WORK TO DO: Can you transcribe the data exactly? Leave the pictures out.

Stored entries
# # #

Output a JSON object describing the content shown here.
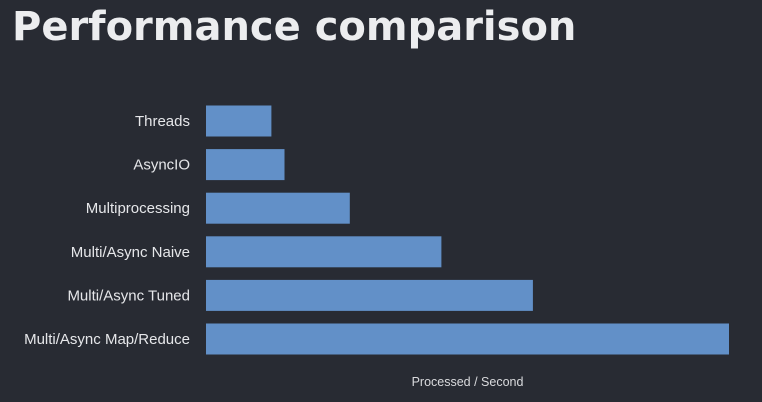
{
  "slide": {
    "title": "Performance comparison"
  },
  "colors": {
    "background": "#282b33",
    "bar": "#6290c8",
    "text": "#e6e7ea"
  },
  "chart_data": {
    "type": "bar",
    "orientation": "horizontal",
    "title": "Performance comparison",
    "categories": [
      "Threads",
      "AsyncIO",
      "Multiprocessing",
      "Multi/Async Naive",
      "Multi/Async Tuned",
      "Multi/Async Map/Reduce"
    ],
    "values": [
      12.5,
      15,
      27.5,
      45,
      62.5,
      100
    ],
    "xlabel": "Processed / Second",
    "ylabel": "",
    "xlim": [
      0,
      100
    ],
    "grid": false,
    "legend": "none"
  }
}
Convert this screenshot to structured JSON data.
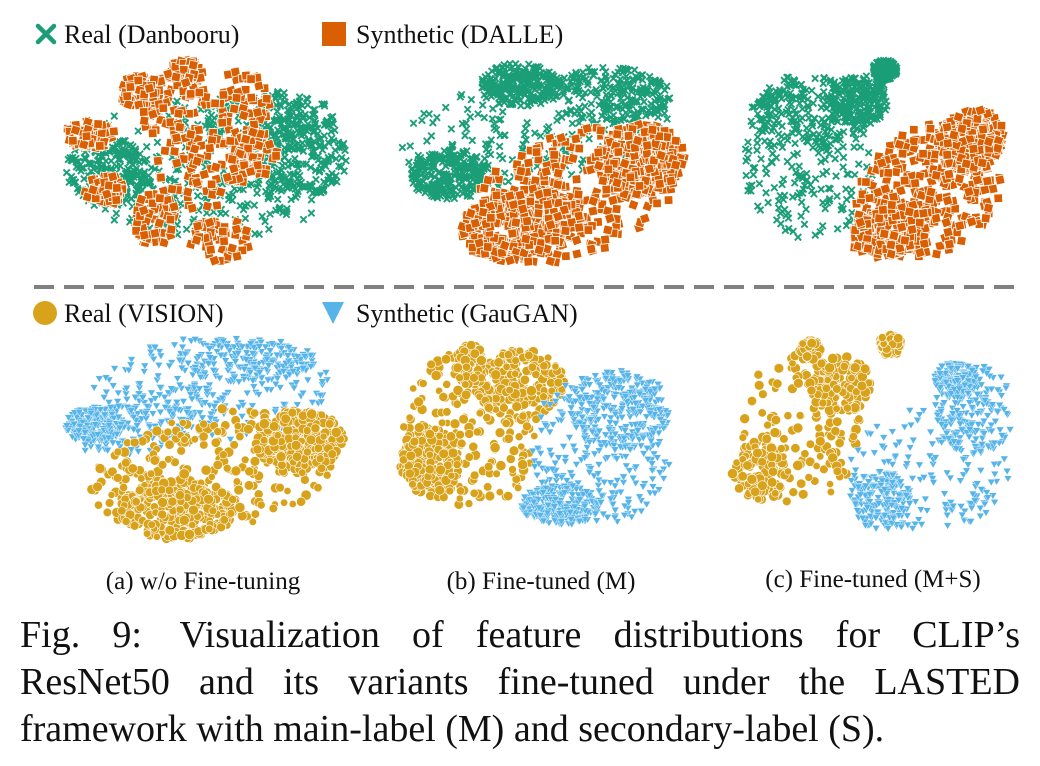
{
  "caption": {
    "label": "Fig. 9:",
    "text": "Visualization of feature distributions for CLIP’s ResNet50 and its variants fine-tuned under the LASTED framework with main-label (M) and secondary-label (S)."
  },
  "colors": {
    "real_danbooru": "#1b9e77",
    "synthetic_dalle": "#d95f02",
    "real_vision": "#d9a21b",
    "synthetic_gaugan": "#56b4e9",
    "divider": "#808080"
  },
  "chart_data": {
    "type": "scatter",
    "description_kind": "t-SNE feature embeddings (no axes)",
    "rows": [
      {
        "legend": [
          {
            "label": "Real (Danbooru)",
            "marker": "x",
            "color": "#1b9e77"
          },
          {
            "label": "Synthetic (DALLE)",
            "marker": "square",
            "color": "#d95f02"
          }
        ]
      },
      {
        "legend": [
          {
            "label": "Real (VISION)",
            "marker": "circle",
            "color": "#d9a21b"
          },
          {
            "label": "Synthetic (GauGAN)",
            "marker": "triangle-down",
            "color": "#56b4e9"
          }
        ]
      }
    ],
    "columns": [
      {
        "label": "(a) w/o Fine-tuning"
      },
      {
        "label": "(b) Fine-tuned (M)"
      },
      {
        "label": "(c) Fine-tuned (M+S)"
      }
    ]
  }
}
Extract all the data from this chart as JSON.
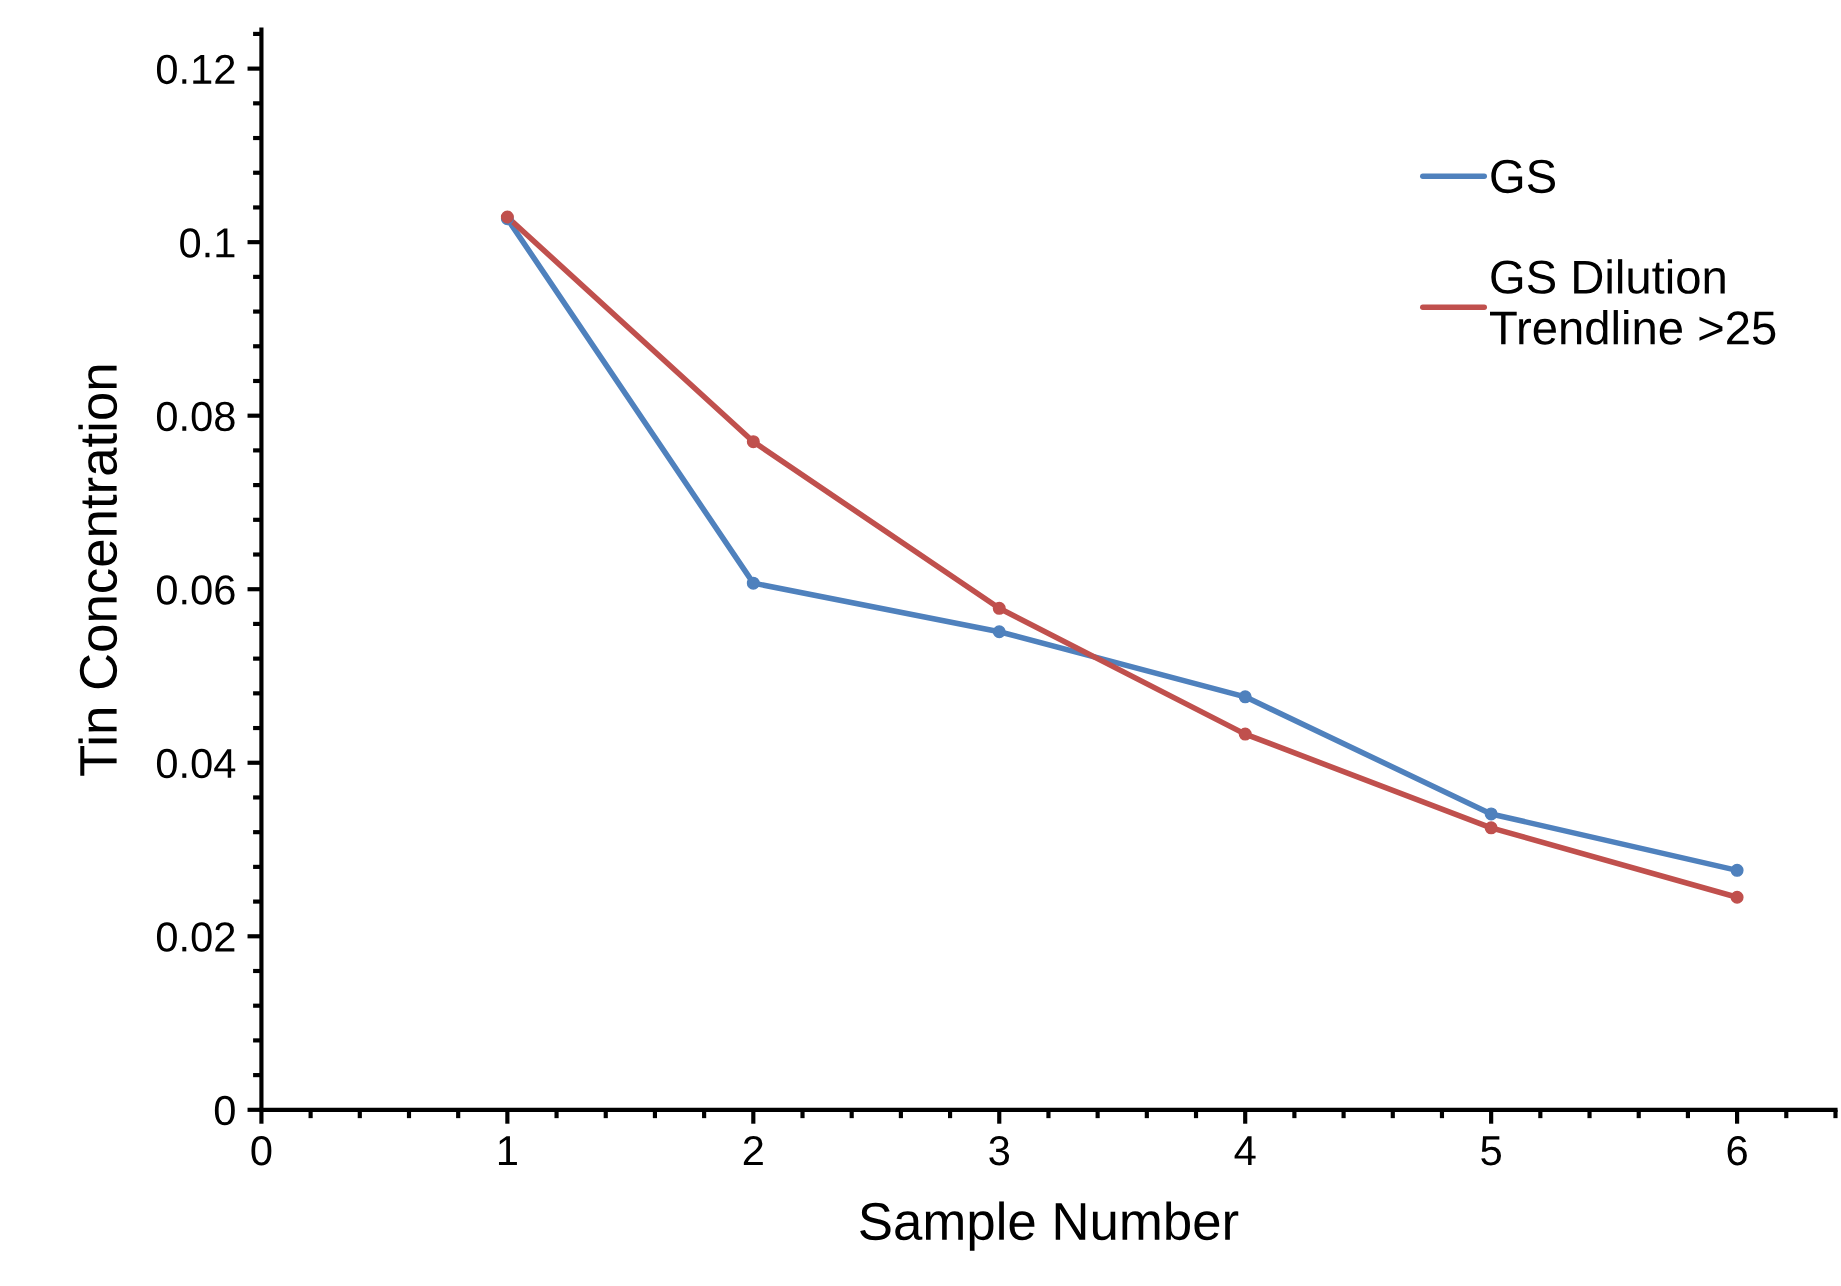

# # #

RESPONSE BELOW:
Output a JSON object describing the content shown here.
{
  "slide": {
    "title": "Performance comparison"
  },
  "colors": {
    "background": "#282b33",
    "bar": "#6290c8",
    "text": "#e6e7ea"
  },
  "chart_data": {
    "type": "bar",
    "orientation": "horizontal",
    "title": "Performance comparison",
    "categories": [
      "Threads",
      "AsyncIO",
      "Multiprocessing",
      "Multi/Async Naive",
      "Multi/Async Tuned",
      "Multi/Async Map/Reduce"
    ],
    "values": [
      12.5,
      15,
      27.5,
      45,
      62.5,
      100
    ],
    "xlabel": "Processed / Second",
    "ylabel": "",
    "xlim": [
      0,
      100
    ],
    "grid": false,
    "legend": "none"
  }
}
Convert this screenshot to structured JSON data.
{
  "caption": {
    "label": "Fig. 9:",
    "text": "Visualization of feature distributions for CLIP’s ResNet50 and its variants fine-tuned under the LASTED framework with main-label (M) and secondary-label (S)."
  },
  "colors": {
    "real_danbooru": "#1b9e77",
    "synthetic_dalle": "#d95f02",
    "real_vision": "#d9a21b",
    "synthetic_gaugan": "#56b4e9",
    "divider": "#808080"
  },
  "chart_data": {
    "type": "scatter",
    "description_kind": "t-SNE feature embeddings (no axes)",
    "rows": [
      {
        "legend": [
          {
            "label": "Real (Danbooru)",
            "marker": "x",
            "color": "#1b9e77"
          },
          {
            "label": "Synthetic (DALLE)",
            "marker": "square",
            "color": "#d95f02"
          }
        ]
      },
      {
        "legend": [
          {
            "label": "Real (VISION)",
            "marker": "circle",
            "color": "#d9a21b"
          },
          {
            "label": "Synthetic (GauGAN)",
            "marker": "triangle-down",
            "color": "#56b4e9"
          }
        ]
      }
    ],
    "columns": [
      {
        "label": "(a) w/o Fine-tuning"
      },
      {
        "label": "(b) Fine-tuned (M)"
      },
      {
        "label": "(c) Fine-tuned (M+S)"
      }
    ]
  }
}
Extract all the data from this chart as JSON.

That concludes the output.